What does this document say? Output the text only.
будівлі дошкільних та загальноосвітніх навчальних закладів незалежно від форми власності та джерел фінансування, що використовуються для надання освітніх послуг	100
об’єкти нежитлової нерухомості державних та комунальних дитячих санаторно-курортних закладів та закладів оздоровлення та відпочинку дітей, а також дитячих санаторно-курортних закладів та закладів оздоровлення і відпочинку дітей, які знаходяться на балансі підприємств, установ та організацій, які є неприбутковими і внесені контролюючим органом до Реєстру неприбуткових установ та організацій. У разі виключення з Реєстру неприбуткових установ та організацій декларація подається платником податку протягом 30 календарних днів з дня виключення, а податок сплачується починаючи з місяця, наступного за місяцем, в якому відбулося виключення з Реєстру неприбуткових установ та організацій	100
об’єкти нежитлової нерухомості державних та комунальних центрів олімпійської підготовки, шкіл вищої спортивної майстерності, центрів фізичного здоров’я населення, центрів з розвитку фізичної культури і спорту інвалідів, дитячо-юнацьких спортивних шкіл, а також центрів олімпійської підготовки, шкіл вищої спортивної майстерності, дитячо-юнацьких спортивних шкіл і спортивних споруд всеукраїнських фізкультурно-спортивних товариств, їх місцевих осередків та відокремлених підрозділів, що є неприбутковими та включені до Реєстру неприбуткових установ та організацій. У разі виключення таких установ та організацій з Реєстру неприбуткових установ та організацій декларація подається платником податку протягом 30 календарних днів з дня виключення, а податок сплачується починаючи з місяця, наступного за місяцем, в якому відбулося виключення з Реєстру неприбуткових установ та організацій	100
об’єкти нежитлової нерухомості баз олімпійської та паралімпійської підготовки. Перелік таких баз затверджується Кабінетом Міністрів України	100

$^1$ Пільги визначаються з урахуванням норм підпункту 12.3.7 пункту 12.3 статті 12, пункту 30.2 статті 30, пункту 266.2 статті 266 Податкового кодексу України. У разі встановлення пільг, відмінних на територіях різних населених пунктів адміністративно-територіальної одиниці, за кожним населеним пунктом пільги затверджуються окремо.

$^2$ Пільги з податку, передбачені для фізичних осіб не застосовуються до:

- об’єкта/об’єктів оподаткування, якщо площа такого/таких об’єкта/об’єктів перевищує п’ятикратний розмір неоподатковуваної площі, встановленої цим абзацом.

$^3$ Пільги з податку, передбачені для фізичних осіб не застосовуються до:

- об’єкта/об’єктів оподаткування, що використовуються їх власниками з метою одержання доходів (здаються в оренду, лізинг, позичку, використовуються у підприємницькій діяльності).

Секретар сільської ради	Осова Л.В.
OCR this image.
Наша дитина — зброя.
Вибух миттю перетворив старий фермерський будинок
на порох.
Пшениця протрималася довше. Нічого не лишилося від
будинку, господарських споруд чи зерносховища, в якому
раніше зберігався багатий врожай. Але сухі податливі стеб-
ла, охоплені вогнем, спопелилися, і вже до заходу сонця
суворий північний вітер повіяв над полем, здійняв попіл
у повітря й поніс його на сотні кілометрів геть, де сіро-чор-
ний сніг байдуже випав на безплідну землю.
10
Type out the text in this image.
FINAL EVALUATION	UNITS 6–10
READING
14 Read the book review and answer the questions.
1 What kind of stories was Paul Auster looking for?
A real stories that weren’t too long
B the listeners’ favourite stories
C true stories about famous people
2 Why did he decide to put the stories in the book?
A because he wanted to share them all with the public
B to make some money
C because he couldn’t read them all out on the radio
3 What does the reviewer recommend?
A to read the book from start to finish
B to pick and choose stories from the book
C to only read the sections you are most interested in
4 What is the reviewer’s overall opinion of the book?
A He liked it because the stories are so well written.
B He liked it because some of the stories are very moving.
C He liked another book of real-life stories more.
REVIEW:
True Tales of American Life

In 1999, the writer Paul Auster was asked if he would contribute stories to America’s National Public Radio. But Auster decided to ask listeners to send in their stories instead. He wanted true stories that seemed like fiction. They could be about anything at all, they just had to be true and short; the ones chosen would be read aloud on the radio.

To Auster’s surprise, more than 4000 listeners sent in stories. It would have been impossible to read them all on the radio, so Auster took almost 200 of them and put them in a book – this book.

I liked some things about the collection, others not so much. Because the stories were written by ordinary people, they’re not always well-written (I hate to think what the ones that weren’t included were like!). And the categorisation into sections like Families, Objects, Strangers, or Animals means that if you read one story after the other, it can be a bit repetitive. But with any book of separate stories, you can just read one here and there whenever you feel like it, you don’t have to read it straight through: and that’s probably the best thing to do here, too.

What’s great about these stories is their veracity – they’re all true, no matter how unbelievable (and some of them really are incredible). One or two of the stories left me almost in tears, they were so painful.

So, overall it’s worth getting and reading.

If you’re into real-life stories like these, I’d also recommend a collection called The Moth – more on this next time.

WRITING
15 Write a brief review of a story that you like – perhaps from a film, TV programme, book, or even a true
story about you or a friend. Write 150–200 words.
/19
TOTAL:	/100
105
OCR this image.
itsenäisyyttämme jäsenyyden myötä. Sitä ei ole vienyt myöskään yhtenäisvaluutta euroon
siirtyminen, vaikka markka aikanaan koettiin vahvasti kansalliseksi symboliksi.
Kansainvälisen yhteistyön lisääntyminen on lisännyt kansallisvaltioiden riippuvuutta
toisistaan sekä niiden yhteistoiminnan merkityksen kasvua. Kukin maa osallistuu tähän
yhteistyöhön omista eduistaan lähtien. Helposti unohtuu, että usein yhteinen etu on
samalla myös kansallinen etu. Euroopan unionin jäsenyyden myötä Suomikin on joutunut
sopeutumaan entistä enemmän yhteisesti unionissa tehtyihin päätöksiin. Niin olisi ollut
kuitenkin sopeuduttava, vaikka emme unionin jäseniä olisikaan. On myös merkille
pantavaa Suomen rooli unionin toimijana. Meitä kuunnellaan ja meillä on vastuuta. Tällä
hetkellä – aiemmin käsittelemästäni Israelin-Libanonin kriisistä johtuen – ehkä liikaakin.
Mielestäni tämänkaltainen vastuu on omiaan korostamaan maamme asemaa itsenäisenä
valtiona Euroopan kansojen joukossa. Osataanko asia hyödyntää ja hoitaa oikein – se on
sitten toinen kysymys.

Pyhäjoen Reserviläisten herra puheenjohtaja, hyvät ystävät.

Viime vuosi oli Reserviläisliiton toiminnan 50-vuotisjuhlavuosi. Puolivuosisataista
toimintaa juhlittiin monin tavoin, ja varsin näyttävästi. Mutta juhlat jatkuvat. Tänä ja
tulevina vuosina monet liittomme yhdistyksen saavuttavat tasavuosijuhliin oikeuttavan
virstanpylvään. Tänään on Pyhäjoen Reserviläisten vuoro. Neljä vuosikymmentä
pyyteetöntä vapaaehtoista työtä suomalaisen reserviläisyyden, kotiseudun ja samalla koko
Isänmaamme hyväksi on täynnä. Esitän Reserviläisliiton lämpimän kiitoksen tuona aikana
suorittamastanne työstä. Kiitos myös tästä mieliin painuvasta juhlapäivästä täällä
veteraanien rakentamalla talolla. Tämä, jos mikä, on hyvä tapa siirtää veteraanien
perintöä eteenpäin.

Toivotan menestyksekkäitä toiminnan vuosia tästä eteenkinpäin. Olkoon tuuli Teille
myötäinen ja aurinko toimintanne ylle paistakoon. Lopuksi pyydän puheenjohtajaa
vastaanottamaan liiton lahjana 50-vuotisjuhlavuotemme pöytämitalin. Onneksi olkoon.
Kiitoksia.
┄┄┄┄┄┄
THE EXERCISE:
Among the entries above, identify all lines with "Reserviläisliiton" and copy them.

ANSWER TO THE EXERCISE:
Viime vuosi oli Reserviläisliiton toiminnan 50-vuotisjuhlavuosi. Puolivuosisataista
Isänmaamme hyväksi on täynnä. Esitän Reserviläisliiton lämpimän kiitoksen tuona aikana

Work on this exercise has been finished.